Collected data

════

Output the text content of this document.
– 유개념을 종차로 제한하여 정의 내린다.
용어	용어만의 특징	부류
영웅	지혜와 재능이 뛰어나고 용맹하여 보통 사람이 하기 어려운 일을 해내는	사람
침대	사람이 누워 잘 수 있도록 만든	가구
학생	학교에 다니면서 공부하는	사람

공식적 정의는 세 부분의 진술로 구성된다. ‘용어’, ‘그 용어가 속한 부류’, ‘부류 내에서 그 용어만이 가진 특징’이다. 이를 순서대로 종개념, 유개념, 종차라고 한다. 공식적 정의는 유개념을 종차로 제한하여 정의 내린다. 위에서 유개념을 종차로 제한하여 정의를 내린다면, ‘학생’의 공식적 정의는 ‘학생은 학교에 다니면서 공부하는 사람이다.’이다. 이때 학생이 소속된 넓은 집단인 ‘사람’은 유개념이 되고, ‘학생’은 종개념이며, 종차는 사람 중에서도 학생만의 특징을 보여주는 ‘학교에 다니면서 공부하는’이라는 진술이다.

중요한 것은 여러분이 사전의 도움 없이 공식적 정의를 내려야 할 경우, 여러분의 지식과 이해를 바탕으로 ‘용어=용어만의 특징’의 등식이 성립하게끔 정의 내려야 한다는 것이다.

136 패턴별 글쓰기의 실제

════

Take every line from the data above that holds "용어만의" and copy it out.

→ **Result below**
용어	용어만의 특징	부류
중요한 것은 여러분이 사전의 도움 없이 공식적 정의를 내려야 할 경우, 여러분의 지식과 이해를 바탕으로 ‘용어=용어만의 특징’의 등식이 성립하게끔 정의 내려야 한다는 것이다.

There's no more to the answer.